### Problem
Please transcribe the part of the refrigerant sales report below from "Operating expenses for" up to and including "to the 2004 period.".

Sales of refrigerants continue to represent a majority of the Company's revenues. Historically, most of the Company's refrigerant sales have been CFC based refrigerants, which are no longer manufactured. However, the demand for CFC based refrigerants has and will continue to decrease as equipment that utilize other chemical based refrigerants replace those units that utilize CFC based refrigerants, particularly in the automotive aftermarket segment of the refrigerant sales industry. The Company has begun to increase its revenues from non-CFC based refrigerants. To the extent that the Company is unable to source CFC and non-CFC based refrigerants on commercially reasonable terms or at all, or the demand for refrigerants decreases, the Company's financial condition and results of operations would be materially adversely affected.

Results of Operations

Three month period ended September 30, 2005 as compared to three month period ended September 30, 2004

Revenues for the three month period ended September 30, 2005 were $4,518,000, an increase of $947,000 or 27% from the $3,571,000 reported during the comparable 2004 period. The increase in revenues was primarily attributable to an increase in refrigerant revenues offset by a slight decrease in RefrigerantSide® Services revenues. The increase in refrigerant revenues of $1,124,000 is related to an increase in the volume and price of certain refrigerants sold. The decrease in RefrigerantSide® Services of $177,000 was primarily attributed to the size of jobs completed.

Cost of sales for the three month period ended September 30, 2005 was $2,747,000, an increase of $463,000 or 20% from the $2,284,000 reported during the comparable 2004 period. The increase in cost of sales was primarily due to the volume of refrigerants sold. As a percentage of sales, cost of sales were 61% of revenues for 2005, a decrease from the 64% reported for the comparable 2004 period. The decrease in cost of sales as a percentage of revenues was primarily attributable to an increase in the sales price of certain refrigerants.

Operating expenses for the three month period ended September 30, 2005 were $1,139,000, an increase of $137,000 or 14% from the $1,002,000 reported during the comparable 2004 period. The increase was primarily attributable to an increase in selling and general administrative payroll expense partially offset by a reduction in depreciation and amortization expense.

Other income (expense) for the three month period ended September 30, 2005 was $(80,000), compared to the $16,000 reported during the comparable 2004 period. Other income (expense) includes interest expense of $80,000 and $90,000 for the 2005 and 2004 periods, respectively, partially offset by a gain on sale of assets of $1,000 and proceeds from an insurance settlement of $105,000 during the 2004 period. The decrease in interest expense is primarily attributed to a reduction in borrowings in 2005 when compared to the 2004 period.

### Supplied data

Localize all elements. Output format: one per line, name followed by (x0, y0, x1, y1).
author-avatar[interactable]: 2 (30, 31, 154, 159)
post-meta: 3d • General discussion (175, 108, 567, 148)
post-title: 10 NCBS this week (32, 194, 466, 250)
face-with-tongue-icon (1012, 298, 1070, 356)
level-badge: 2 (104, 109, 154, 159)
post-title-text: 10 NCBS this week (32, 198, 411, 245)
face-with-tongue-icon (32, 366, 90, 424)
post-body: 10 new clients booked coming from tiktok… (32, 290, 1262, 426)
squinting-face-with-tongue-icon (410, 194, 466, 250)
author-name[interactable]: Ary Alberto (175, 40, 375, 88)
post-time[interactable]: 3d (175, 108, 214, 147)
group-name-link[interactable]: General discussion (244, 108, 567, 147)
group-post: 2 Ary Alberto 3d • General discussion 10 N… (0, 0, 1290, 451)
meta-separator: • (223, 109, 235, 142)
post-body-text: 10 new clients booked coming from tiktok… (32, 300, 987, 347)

### Answer to this problem
Operating expenses for the three month period ended September 30, 2005 were $1,139,000, an increase of $137,000 or 14% from the $1,002,000 reported during the comparable 2004 period. The increase was primarily attributable to an increase in selling and general administrative payroll expense partially offset by a reduction in depreciation and amortization expense.

Other income (expense) for the three month period ended September 30, 2005 was $(80,000), compared to the $16,000 reported during the comparable 2004 period. Other income (expense) includes interest expense of $80,000 and $90,000 for the 2005 and 2004 periods, respectively, partially offset by a gain on sale of assets of $1,000 and proceeds from an insurance settlement of $105,000 during the 2004 period. The decrease in interest expense is primarily attributed to a reduction in borrowings in 2005 when compared to the 2004 period.